## Directions
Write out the records beneath this line exactly as they appear, minus any images.

## Extracted entries
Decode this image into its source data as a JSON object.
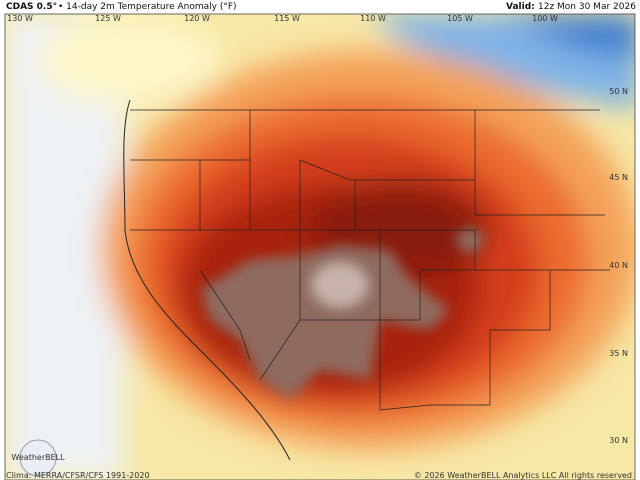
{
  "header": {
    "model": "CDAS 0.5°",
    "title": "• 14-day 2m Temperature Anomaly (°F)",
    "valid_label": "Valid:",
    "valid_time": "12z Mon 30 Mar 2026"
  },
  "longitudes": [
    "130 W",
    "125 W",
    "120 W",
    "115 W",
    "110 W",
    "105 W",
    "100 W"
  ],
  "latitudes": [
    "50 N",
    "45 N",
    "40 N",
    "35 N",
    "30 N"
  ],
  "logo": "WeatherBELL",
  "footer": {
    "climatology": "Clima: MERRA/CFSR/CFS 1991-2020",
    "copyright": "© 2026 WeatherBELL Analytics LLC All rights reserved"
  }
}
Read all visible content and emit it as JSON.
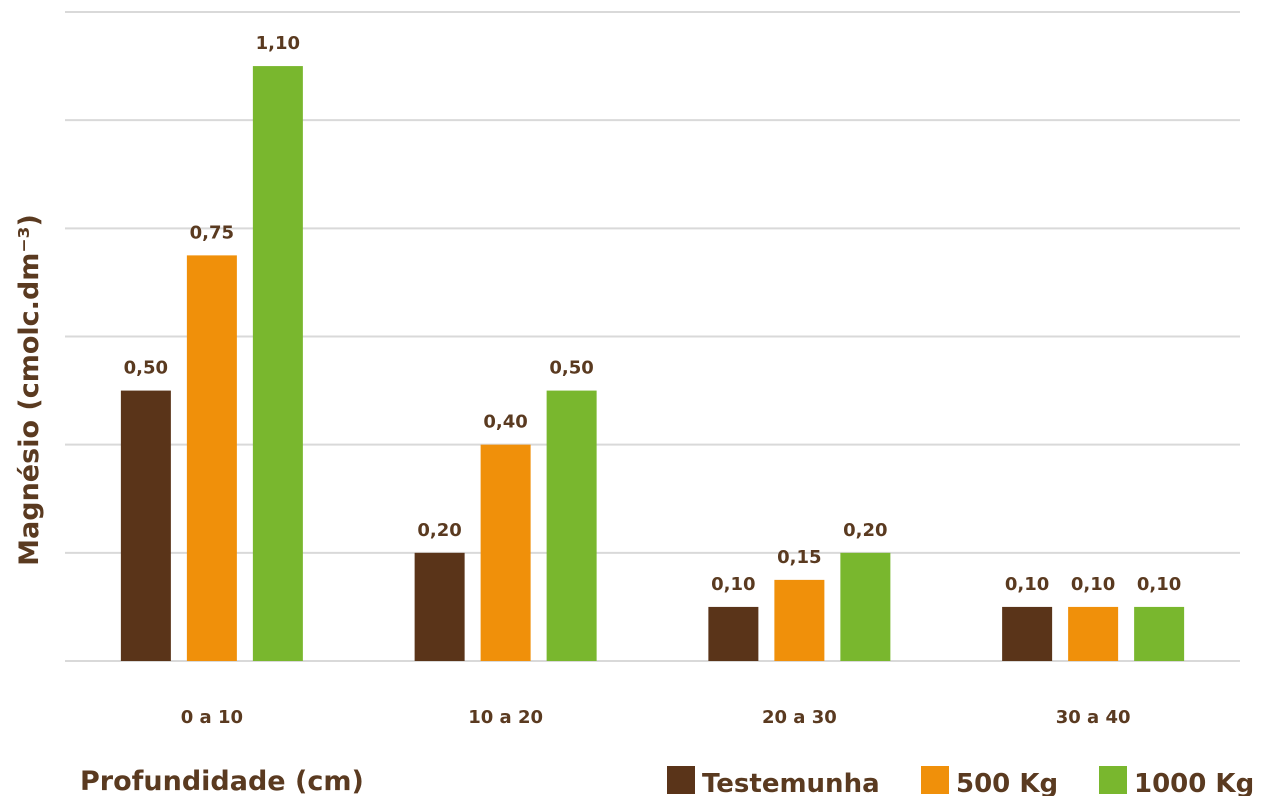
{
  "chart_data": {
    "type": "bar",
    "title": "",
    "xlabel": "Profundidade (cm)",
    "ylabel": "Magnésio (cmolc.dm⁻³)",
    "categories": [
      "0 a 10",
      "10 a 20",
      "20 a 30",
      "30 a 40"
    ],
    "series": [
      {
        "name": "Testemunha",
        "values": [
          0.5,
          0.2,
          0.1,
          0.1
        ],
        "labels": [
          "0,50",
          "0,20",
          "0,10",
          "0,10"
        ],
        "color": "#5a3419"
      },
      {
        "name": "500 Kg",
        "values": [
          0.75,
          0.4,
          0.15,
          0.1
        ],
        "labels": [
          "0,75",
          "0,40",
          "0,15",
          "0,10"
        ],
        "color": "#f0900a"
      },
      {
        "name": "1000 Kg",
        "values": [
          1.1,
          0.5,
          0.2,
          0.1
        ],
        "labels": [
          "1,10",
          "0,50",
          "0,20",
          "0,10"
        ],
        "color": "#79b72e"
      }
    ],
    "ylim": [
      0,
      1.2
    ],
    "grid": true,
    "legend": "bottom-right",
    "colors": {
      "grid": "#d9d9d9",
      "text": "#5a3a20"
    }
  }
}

## Problem solution
Decode this image into its source data as a JSON object.
{
  "header": {
    "model": "CDAS 0.5°",
    "title": "• 14-day 2m Temperature Anomaly (°F)",
    "valid_label": "Valid:",
    "valid_time": "12z Mon 30 Mar 2026"
  },
  "longitudes": [
    "130 W",
    "125 W",
    "120 W",
    "115 W",
    "110 W",
    "105 W",
    "100 W"
  ],
  "latitudes": [
    "50 N",
    "45 N",
    "40 N",
    "35 N",
    "30 N"
  ],
  "logo": "WeatherBELL",
  "footer": {
    "climatology": "Clima: MERRA/CFSR/CFS 1991-2020",
    "copyright": "© 2026 WeatherBELL Analytics LLC All rights reserved"
  }
}
Read all visible content and emit it as JSON.
{
  "chart_data": {
    "type": "bar",
    "title": "",
    "xlabel": "Profundidade (cm)",
    "ylabel": "Magnésio (cmolc.dm⁻³)",
    "categories": [
      "0 a 10",
      "10 a 20",
      "20 a 30",
      "30 a 40"
    ],
    "series": [
      {
        "name": "Testemunha",
        "values": [
          0.5,
          0.2,
          0.1,
          0.1
        ],
        "labels": [
          "0,50",
          "0,20",
          "0,10",
          "0,10"
        ],
        "color": "#5a3419"
      },
      {
        "name": "500 Kg",
        "values": [
          0.75,
          0.4,
          0.15,
          0.1
        ],
        "labels": [
          "0,75",
          "0,40",
          "0,15",
          "0,10"
        ],
        "color": "#f0900a"
      },
      {
        "name": "1000 Kg",
        "values": [
          1.1,
          0.5,
          0.2,
          0.1
        ],
        "labels": [
          "1,10",
          "0,50",
          "0,20",
          "0,10"
        ],
        "color": "#79b72e"
      }
    ],
    "ylim": [
      0,
      1.2
    ],
    "grid": true,
    "legend": "bottom-right",
    "colors": {
      "grid": "#d9d9d9",
      "text": "#5a3a20"
    }
  }
}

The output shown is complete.